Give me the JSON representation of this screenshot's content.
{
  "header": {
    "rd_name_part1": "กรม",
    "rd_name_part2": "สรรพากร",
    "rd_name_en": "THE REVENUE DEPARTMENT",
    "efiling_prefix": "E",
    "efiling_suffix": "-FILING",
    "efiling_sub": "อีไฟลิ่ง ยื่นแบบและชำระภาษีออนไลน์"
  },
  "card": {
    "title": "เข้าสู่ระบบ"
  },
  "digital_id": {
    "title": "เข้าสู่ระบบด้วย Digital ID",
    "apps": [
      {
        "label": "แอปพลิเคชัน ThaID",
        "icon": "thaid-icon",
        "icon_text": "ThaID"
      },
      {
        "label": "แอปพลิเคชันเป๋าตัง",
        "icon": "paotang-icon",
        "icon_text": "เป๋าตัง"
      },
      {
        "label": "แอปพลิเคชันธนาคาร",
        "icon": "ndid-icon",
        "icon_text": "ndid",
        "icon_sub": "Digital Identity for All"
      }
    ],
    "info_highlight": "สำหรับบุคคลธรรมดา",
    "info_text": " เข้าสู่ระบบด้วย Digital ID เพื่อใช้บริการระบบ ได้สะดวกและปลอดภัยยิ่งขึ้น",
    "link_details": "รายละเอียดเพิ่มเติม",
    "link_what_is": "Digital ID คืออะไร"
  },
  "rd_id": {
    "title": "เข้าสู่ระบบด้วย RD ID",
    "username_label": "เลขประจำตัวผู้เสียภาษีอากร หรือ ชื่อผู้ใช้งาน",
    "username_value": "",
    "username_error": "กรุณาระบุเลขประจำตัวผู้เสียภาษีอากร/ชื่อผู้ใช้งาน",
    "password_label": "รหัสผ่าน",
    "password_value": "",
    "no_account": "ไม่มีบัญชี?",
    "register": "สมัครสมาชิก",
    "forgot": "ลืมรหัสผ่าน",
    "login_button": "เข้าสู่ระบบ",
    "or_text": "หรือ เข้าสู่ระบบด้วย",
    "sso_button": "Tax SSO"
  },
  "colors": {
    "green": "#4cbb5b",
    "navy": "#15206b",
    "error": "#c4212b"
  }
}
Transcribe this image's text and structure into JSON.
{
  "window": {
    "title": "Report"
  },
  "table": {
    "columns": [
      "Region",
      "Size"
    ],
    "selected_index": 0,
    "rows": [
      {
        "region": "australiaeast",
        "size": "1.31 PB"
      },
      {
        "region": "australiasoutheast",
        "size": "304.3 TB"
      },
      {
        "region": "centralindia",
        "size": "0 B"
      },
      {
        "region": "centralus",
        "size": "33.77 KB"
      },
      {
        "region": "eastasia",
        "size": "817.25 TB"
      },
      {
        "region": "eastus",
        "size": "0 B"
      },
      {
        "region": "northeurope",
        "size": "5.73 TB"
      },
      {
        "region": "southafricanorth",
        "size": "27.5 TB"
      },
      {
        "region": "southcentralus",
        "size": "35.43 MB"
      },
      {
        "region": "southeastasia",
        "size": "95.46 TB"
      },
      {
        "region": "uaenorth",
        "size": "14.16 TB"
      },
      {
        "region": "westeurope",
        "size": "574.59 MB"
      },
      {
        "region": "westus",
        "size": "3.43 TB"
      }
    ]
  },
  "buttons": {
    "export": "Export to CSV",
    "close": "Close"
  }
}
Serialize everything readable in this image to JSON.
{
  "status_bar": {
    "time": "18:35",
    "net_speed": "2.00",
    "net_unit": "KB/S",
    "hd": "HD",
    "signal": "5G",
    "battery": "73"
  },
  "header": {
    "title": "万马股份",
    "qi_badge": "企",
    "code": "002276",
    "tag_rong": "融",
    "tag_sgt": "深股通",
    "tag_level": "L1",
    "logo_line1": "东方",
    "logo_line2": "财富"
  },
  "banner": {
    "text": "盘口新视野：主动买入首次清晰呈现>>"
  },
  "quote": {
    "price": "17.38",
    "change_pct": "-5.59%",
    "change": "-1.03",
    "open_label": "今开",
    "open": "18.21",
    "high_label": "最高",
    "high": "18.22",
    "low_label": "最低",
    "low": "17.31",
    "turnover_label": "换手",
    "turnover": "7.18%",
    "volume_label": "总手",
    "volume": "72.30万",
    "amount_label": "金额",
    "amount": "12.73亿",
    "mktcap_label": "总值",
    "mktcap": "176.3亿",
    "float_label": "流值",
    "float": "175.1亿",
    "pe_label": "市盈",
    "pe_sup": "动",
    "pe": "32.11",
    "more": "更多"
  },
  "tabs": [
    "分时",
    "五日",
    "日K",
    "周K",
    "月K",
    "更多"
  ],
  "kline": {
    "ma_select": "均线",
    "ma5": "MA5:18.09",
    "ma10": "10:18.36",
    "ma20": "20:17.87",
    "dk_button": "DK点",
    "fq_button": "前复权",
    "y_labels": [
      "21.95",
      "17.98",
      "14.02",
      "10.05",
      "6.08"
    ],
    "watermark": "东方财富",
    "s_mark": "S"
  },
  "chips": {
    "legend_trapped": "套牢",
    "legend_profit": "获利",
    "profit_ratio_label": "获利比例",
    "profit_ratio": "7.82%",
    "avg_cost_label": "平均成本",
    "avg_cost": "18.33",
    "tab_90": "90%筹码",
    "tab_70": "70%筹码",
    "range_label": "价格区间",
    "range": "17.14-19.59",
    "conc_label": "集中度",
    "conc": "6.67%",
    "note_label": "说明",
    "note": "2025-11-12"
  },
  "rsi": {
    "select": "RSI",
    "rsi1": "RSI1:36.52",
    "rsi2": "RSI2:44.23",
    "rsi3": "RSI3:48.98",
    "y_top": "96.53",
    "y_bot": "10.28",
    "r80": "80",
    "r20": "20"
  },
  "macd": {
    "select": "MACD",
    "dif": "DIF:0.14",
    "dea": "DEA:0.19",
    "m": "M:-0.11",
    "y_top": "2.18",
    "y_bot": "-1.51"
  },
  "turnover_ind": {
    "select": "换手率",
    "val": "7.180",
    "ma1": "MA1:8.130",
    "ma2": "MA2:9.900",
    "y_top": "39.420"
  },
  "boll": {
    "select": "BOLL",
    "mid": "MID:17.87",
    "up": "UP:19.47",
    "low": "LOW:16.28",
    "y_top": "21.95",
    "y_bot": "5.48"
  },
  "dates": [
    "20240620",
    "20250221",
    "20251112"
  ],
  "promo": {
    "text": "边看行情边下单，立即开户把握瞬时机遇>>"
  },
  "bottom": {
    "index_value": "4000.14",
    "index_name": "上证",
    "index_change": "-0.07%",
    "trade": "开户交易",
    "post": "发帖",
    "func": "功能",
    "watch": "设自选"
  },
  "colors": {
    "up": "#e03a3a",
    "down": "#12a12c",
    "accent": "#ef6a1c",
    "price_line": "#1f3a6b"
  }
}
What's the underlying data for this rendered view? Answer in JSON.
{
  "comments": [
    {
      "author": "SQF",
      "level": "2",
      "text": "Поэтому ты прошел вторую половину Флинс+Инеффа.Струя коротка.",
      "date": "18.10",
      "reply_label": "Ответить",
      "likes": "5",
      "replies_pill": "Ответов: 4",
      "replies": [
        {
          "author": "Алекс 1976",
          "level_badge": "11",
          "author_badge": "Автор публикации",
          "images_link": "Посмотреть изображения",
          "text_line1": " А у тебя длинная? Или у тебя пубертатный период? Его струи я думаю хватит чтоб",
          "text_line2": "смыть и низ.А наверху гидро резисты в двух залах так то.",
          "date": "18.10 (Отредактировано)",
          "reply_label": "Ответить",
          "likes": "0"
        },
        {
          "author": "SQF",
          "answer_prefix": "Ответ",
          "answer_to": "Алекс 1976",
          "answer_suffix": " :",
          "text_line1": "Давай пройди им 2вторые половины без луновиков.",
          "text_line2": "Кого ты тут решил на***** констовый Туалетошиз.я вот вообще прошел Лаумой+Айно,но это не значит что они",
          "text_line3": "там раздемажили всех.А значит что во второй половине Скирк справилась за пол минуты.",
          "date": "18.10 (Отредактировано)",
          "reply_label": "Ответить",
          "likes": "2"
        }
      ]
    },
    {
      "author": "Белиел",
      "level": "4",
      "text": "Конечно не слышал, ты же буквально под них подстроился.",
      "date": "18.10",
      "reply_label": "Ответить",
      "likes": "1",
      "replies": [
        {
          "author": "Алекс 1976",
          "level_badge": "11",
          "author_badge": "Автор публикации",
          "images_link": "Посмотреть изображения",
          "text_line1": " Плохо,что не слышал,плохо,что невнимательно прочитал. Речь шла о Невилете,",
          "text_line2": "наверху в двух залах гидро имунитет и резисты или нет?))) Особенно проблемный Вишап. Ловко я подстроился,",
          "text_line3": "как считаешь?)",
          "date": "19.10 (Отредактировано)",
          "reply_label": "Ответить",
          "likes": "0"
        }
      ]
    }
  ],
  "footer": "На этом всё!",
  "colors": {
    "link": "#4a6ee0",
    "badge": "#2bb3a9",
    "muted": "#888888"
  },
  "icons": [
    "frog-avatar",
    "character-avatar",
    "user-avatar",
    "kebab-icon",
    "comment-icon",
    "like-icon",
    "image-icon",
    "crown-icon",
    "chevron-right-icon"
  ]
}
#####
- _Requirement_: Search the listing above for the string "залах". Copy every line that contains it.

- _Solution to the problem_:
          "text_line2": "смыть и низ.А наверху гидро резисты в двух залах так то.",
          "text_line2": "наверху в двух залах гидро имунитет и резисты или нет?))) Особенно проблемный Вишап. Ловко я подстроился,",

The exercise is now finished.